> [Given instruction] Copy out every record precisely.

> [Entries provided]

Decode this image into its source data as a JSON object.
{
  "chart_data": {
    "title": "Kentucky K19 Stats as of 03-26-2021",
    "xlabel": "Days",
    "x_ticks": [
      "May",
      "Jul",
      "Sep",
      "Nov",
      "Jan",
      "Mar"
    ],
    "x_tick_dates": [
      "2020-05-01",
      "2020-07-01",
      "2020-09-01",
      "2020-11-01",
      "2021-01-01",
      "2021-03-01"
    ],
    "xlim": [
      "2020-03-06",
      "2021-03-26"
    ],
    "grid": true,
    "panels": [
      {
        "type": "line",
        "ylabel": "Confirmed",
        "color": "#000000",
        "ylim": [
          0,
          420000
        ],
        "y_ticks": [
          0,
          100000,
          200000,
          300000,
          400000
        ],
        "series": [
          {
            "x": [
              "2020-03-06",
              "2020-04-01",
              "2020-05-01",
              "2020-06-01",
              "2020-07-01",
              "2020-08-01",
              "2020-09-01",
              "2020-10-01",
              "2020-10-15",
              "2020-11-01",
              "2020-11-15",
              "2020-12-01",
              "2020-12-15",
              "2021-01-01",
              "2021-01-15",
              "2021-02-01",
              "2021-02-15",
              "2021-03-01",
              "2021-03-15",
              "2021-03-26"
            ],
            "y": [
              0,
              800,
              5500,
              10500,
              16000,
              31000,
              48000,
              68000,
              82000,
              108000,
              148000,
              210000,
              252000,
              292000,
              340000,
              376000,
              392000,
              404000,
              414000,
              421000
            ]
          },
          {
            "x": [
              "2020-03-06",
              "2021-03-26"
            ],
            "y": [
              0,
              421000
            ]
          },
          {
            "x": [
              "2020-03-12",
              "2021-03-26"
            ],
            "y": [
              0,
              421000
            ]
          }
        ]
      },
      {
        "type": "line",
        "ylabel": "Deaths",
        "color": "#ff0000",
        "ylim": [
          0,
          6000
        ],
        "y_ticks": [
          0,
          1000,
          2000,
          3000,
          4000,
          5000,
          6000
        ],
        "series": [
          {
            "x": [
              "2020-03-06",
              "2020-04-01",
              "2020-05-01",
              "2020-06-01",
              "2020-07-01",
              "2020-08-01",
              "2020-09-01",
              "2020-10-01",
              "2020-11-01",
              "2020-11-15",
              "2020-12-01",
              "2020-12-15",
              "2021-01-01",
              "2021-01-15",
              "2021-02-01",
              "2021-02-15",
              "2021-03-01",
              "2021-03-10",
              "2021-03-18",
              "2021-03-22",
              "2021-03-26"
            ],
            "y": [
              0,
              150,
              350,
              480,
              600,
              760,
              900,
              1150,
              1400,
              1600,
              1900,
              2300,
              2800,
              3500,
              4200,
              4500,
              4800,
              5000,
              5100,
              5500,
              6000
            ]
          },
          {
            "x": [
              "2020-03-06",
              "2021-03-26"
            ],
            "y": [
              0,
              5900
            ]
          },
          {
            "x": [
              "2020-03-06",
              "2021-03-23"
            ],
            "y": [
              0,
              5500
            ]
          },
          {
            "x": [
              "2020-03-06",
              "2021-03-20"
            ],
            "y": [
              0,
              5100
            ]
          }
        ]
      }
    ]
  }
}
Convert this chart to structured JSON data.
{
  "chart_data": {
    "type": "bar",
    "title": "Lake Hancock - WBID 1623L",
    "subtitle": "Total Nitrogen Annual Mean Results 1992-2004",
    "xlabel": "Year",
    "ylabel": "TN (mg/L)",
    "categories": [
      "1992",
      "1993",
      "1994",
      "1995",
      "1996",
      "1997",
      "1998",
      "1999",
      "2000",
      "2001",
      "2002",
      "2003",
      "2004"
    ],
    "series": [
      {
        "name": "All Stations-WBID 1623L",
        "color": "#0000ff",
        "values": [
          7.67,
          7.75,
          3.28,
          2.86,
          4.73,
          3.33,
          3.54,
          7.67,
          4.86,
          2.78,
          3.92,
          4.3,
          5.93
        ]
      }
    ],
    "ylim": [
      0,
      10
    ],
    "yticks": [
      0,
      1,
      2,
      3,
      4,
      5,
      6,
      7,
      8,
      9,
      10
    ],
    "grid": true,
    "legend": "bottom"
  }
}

> [Exercise result]
Decode this image into its source data as a JSON object.
{
  "chart_data": {
    "title": "Kentucky K19 Stats as of 03-26-2021",
    "xlabel": "Days",
    "x_ticks": [
      "May",
      "Jul",
      "Sep",
      "Nov",
      "Jan",
      "Mar"
    ],
    "x_tick_dates": [
      "2020-05-01",
      "2020-07-01",
      "2020-09-01",
      "2020-11-01",
      "2021-01-01",
      "2021-03-01"
    ],
    "xlim": [
      "2020-03-06",
      "2021-03-26"
    ],
    "grid": true,
    "panels": [
      {
        "type": "line",
        "ylabel": "Confirmed",
        "color": "#000000",
        "ylim": [
          0,
          420000
        ],
        "y_ticks": [
          0,
          100000,
          200000,
          300000,
          400000
        ],
        "series": [
          {
            "x": [
              "2020-03-06",
              "2020-04-01",
              "2020-05-01",
              "2020-06-01",
              "2020-07-01",
              "2020-08-01",
              "2020-09-01",
              "2020-10-01",
              "2020-10-15",
              "2020-11-01",
              "2020-11-15",
              "2020-12-01",
              "2020-12-15",
              "2021-01-01",
              "2021-01-15",
              "2021-02-01",
              "2021-02-15",
              "2021-03-01",
              "2021-03-15",
              "2021-03-26"
            ],
            "y": [
              0,
              800,
              5500,
              10500,
              16000,
              31000,
              48000,
              68000,
              82000,
              108000,
              148000,
              210000,
              252000,
              292000,
              340000,
              376000,
              392000,
              404000,
              414000,
              421000
            ]
          },
          {
            "x": [
              "2020-03-06",
              "2021-03-26"
            ],
            "y": [
              0,
              421000
            ]
          },
          {
            "x": [
              "2020-03-12",
              "2021-03-26"
            ],
            "y": [
              0,
              421000
            ]
          }
        ]
      },
      {
        "type": "line",
        "ylabel": "Deaths",
        "color": "#ff0000",
        "ylim": [
          0,
          6000
        ],
        "y_ticks": [
          0,
          1000,
          2000,
          3000,
          4000,
          5000,
          6000
        ],
        "series": [
          {
            "x": [
              "2020-03-06",
              "2020-04-01",
              "2020-05-01",
              "2020-06-01",
              "2020-07-01",
              "2020-08-01",
              "2020-09-01",
              "2020-10-01",
              "2020-11-01",
              "2020-11-15",
              "2020-12-01",
              "2020-12-15",
              "2021-01-01",
              "2021-01-15",
              "2021-02-01",
              "2021-02-15",
              "2021-03-01",
              "2021-03-10",
              "2021-03-18",
              "2021-03-22",
              "2021-03-26"
            ],
            "y": [
              0,
              150,
              350,
              480,
              600,
              760,
              900,
              1150,
              1400,
              1600,
              1900,
              2300,
              2800,
              3500,
              4200,
              4500,
              4800,
              5000,
              5100,
              5500,
              6000
            ]
          },
          {
            "x": [
              "2020-03-06",
              "2021-03-26"
            ],
            "y": [
              0,
              5900
            ]
          },
          {
            "x": [
              "2020-03-06",
              "2021-03-23"
            ],
            "y": [
              0,
              5500
            ]
          },
          {
            "x": [
              "2020-03-06",
              "2021-03-20"
            ],
            "y": [
              0,
              5100
            ]
          }
        ]
      }
    ]
  }
}
Convert this chart to structured JSON data.
{
  "chart_data": {
    "type": "bar",
    "title": "Lake Hancock - WBID 1623L",
    "subtitle": "Total Nitrogen Annual Mean Results 1992-2004",
    "xlabel": "Year",
    "ylabel": "TN (mg/L)",
    "categories": [
      "1992",
      "1993",
      "1994",
      "1995",
      "1996",
      "1997",
      "1998",
      "1999",
      "2000",
      "2001",
      "2002",
      "2003",
      "2004"
    ],
    "series": [
      {
        "name": "All Stations-WBID 1623L",
        "color": "#0000ff",
        "values": [
          7.67,
          7.75,
          3.28,
          2.86,
          4.73,
          3.33,
          3.54,
          7.67,
          4.86,
          2.78,
          3.92,
          4.3,
          5.93
        ]
      }
    ],
    "ylim": [
      0,
      10
    ],
    "yticks": [
      0,
      1,
      2,
      3,
      4,
      5,
      6,
      7,
      8,
      9,
      10
    ],
    "grid": true,
    "legend": "bottom"
  }
}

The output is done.